[Tasks and exercises]
[1] From the article on local business networks, reproduce the passage starting with "In fact, the" and going on through "in the region.".
[2] According to the Reach survey cited in the article on local business networks, what percentage of adults agree that community spirit is more important than ever?
[3] The article on local business networks describes apps and websites that serve as central hubs for local businesses. List everything it says these hubs let local businesses do.

[Reading passage]
Local networks and communities; our post-lockdown business saviours

Despite the massive global impact of the coronavirus pandemic, it has shown itself to be an intensely local crisis as well.

Local networks and communities; our post-lockdown business saviours

Despite the massive global impact of the coronavirus pandemic, it has shown itself to be an intensely local crisis as well. With local lockdowns becoming a fact of life in parts of the UK, everyone wants to know how their area, their town, and even their street is doing both in terms of handling the virus and the inevitable economic fallout.

Whilst the data doesn’t exist yet, a Reach survey has highlighted that 85% of adults agree that community spirit is more important than ever and 76% say that local News brands are a big part of this. This is just one indication of people focusing locally. Just as people have turned to local news and support networks to stay informed, businesses and entrepreneurs need to engage with their local networks of peers to have the best chance of weathering the economic impact of the post lockdown world. This means going beyond vague ideas of shopping local – small businesses and entrepreneurs must focus on sharing advice and methods of mutual support.

In many ways this is the perfect time for this. With the pandemic putting people off of traveling for work, businesses around the UK have adapted quickly to video calls and limiting movement to the bare minimum. Even now, as we once again venture out into the world, the appetite among start-ups and entrepreneurs to travel to the major city hubs for networking and face to face meetings is greatly reduced. With the business world in crisis, local peer support is proving more important than ever.

In fact, the pandemic has underlined just how useful local business networks have become. In our home county of Norfolk, our SupaPass technology is being used by the local LEP – New Anglia Local Enterprise Partnership, Norfolk Enterprise Festival, and Norfolk Chamber of Commerce, amongst other organisations, to create mobile apps and content websites which can become central hubs for local businesses to share information, do business, learn from each other, provide peer support, and receive the latest advice from business experts in the region. 

A series of projects aimed at supporting local businesses and to bring business owners together are benefiting from speed to launch, which is what we have been so fortunate to be able to provide by using our SupaPass technology, that can create an instant content hub dedicated to a specific community. Organisations need sophisticated state of the art technology for their online events and for sharing content after the event in a controlled private space, and we have been lucky to provide them with the right technology, quickly, at the right time.

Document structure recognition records
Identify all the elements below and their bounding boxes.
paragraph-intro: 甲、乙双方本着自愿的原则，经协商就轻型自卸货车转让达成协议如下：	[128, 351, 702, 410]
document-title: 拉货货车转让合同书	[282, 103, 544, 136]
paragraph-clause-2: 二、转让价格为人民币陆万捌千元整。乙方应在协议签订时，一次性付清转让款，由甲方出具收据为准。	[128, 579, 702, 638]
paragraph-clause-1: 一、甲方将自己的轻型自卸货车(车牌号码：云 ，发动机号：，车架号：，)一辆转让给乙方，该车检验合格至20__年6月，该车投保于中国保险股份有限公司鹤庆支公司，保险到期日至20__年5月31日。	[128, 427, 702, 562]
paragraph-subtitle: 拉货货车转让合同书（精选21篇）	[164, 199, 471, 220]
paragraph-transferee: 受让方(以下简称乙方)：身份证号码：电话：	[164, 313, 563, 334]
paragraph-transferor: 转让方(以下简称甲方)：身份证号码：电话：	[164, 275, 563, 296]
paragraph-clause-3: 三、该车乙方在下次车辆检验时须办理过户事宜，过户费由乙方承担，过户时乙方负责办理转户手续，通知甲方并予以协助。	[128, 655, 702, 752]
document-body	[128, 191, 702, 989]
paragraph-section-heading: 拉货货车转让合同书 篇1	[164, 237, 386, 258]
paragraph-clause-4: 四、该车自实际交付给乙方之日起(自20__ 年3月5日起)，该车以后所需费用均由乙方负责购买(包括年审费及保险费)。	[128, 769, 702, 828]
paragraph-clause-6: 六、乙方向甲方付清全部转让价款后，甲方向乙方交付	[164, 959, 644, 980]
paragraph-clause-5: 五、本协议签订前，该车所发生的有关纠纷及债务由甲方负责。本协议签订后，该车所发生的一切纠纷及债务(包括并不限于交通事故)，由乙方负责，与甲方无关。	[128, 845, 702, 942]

[Per-task answers]
[1]
In fact, the pandemic has underlined just how useful local business networks have become. In our home county of Norfolk, our SupaPass technology is being used by the local LEP – New Anglia Local Enterprise Partnership, Norfolk Enterprise Festival, and Norfolk Chamber of Commerce, amongst other organisations, to create mobile apps and content websites which can become central hubs for local businesses to share information, do business, learn from each other, provide peer support, and receive the latest advice from business experts in the region.

[2] 85%

[3]
- Share information
- Do business
- Learn from each other
- Provide peer support
- Receive the latest advice from business experts in the region